▸ **SET PROBLEM**:
In your copy, repeat the records exactly and leave out the pictures.

▸ **LISTING**:
--*--

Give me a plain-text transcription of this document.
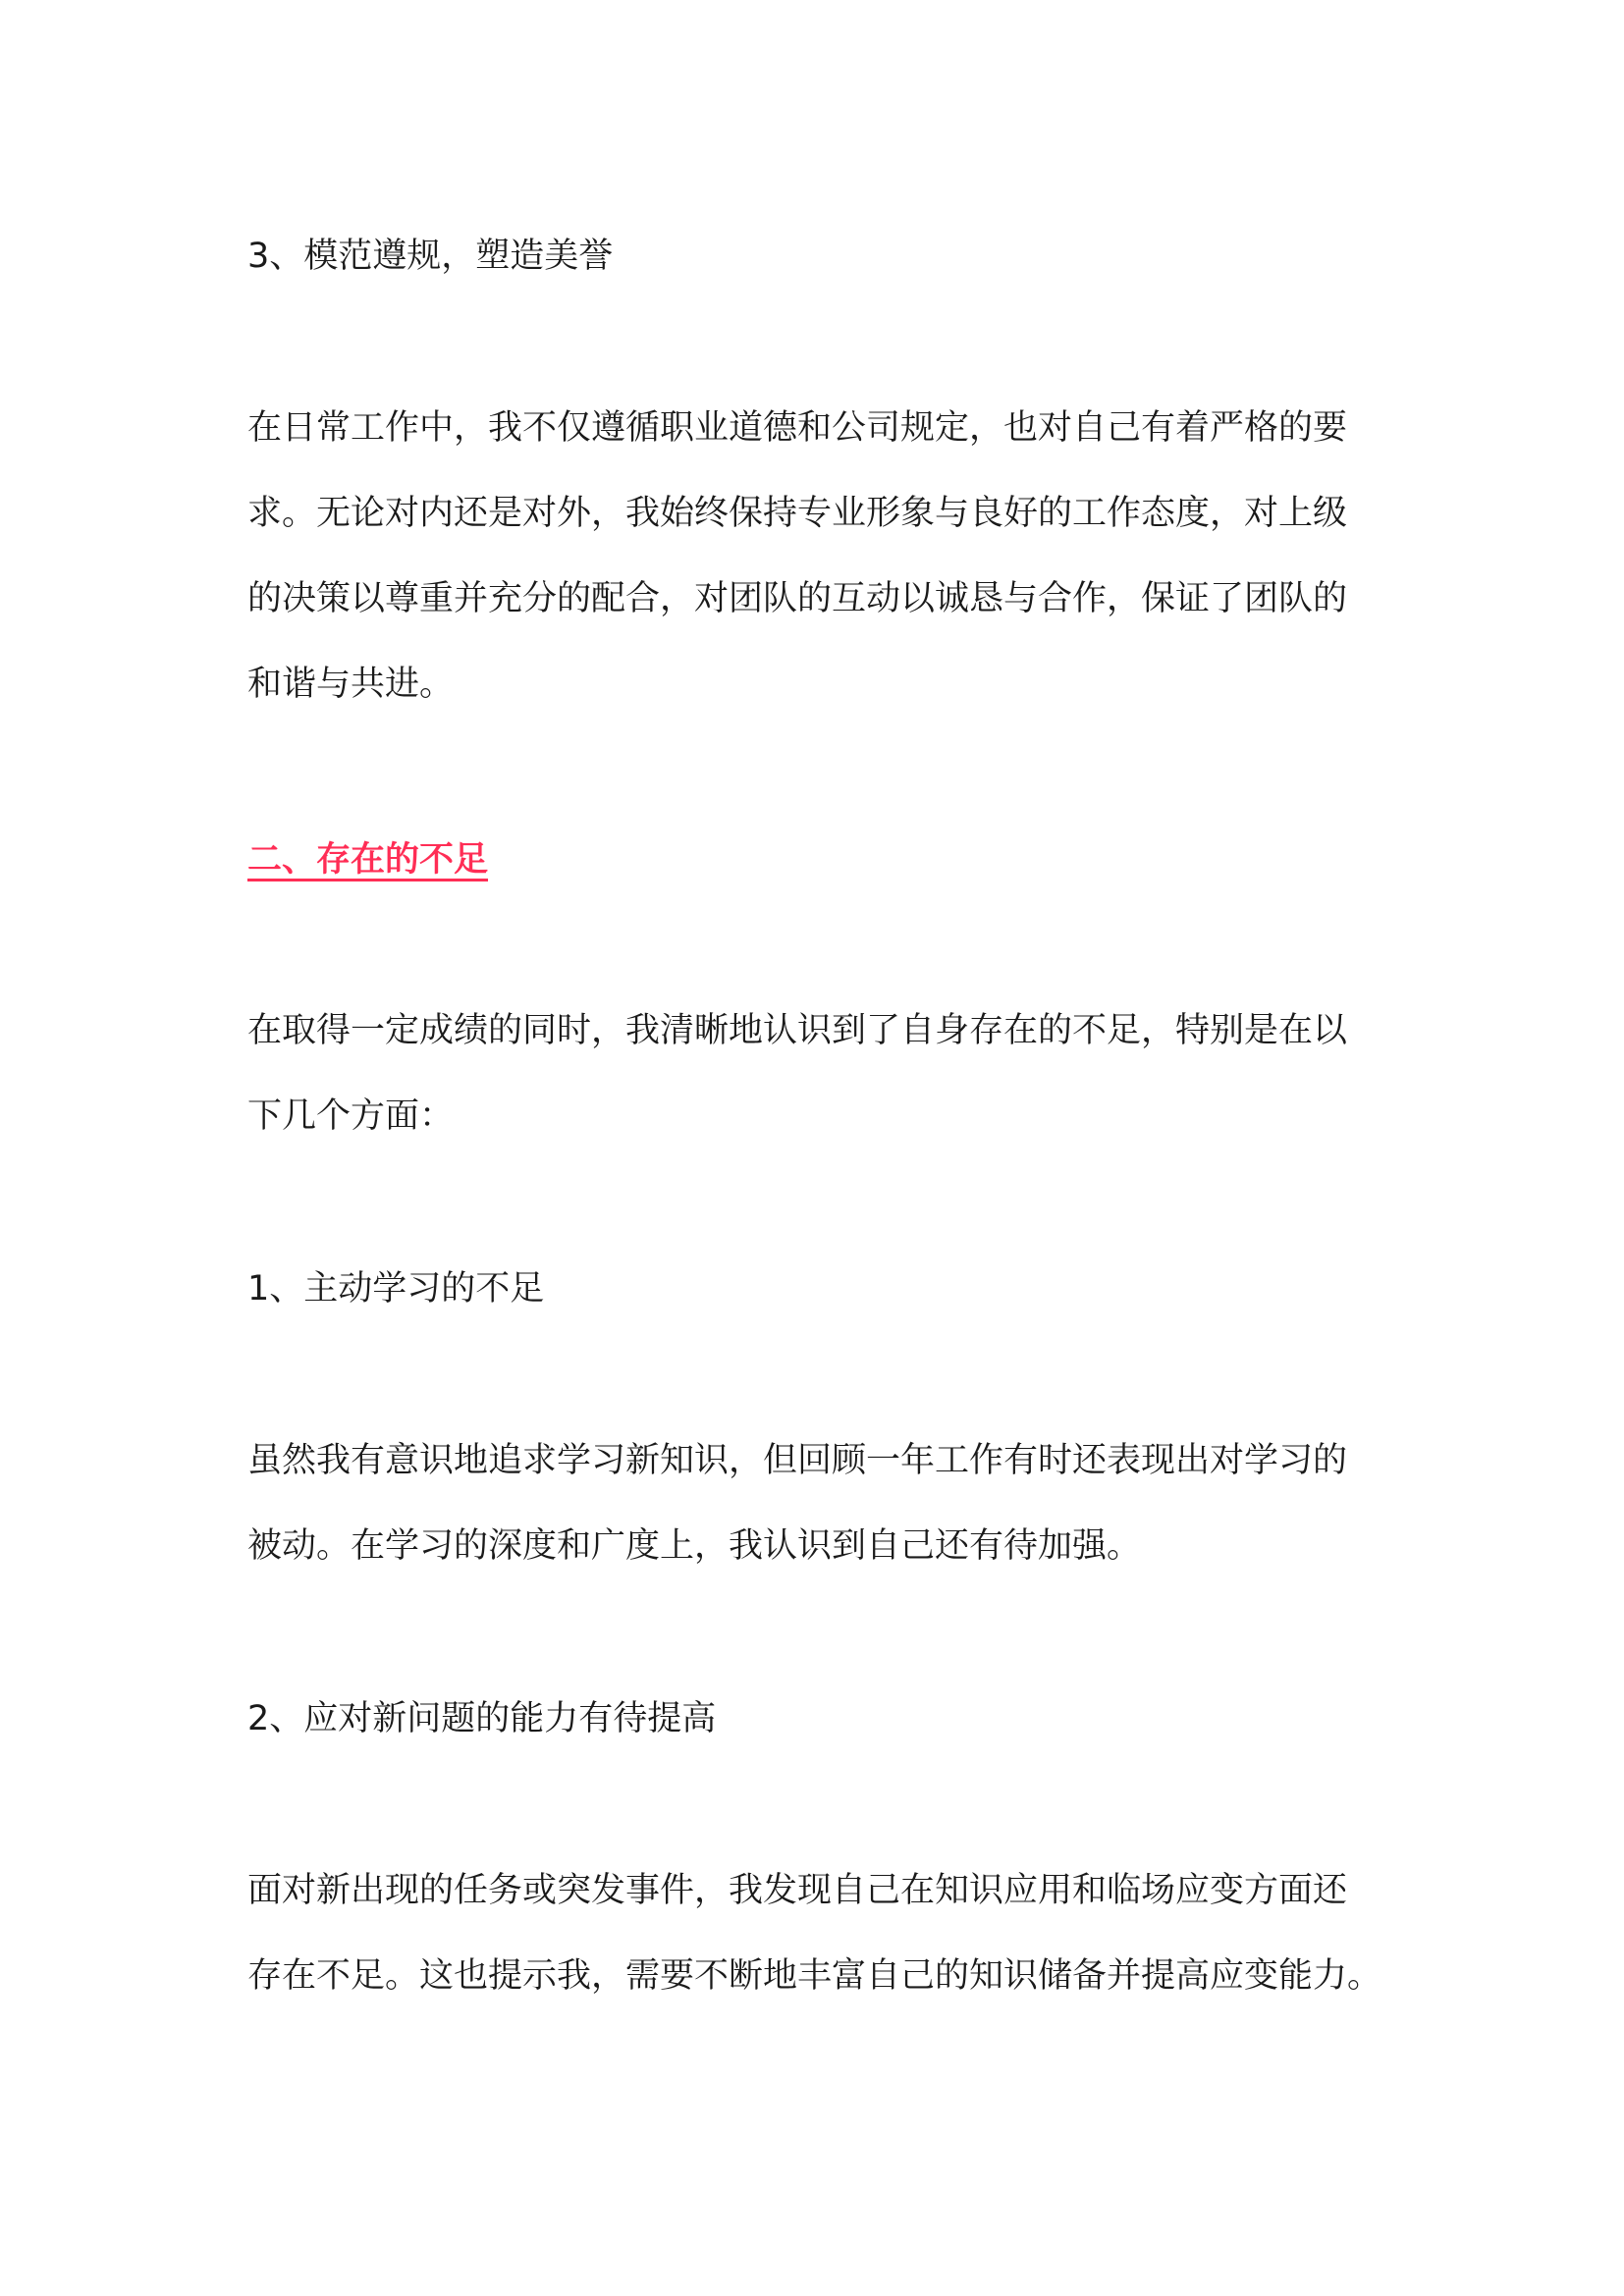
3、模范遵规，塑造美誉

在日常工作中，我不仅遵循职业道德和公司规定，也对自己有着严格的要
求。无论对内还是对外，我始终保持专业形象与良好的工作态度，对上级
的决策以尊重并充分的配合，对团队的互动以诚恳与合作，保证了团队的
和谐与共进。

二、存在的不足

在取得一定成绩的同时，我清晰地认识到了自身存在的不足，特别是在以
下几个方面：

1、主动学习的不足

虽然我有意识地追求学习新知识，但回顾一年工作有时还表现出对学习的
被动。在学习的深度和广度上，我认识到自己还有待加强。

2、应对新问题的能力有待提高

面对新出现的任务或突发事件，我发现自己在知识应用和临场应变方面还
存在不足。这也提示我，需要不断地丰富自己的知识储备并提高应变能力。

--*--

▸ **ANSWER TO THIS TASK**:
Give me a plain-text transcription of this document.
3、模范遵规，塑造美誉

在日常工作中，我不仅遵循职业道德和公司规定，也对自己有着严格的要
求。无论对内还是对外，我始终保持专业形象与良好的工作态度，对上级
的决策以尊重并充分的配合，对团队的互动以诚恳与合作，保证了团队的
和谐与共进。

二、存在的不足

在取得一定成绩的同时，我清晰地认识到了自身存在的不足，特别是在以
下几个方面：

1、主动学习的不足

虽然我有意识地追求学习新知识，但回顾一年工作有时还表现出对学习的
被动。在学习的深度和广度上，我认识到自己还有待加强。

2、应对新问题的能力有待提高

面对新出现的任务或突发事件，我发现自己在知识应用和临场应变方面还
存在不足。这也提示我，需要不断地丰富自己的知识储备并提高应变能力。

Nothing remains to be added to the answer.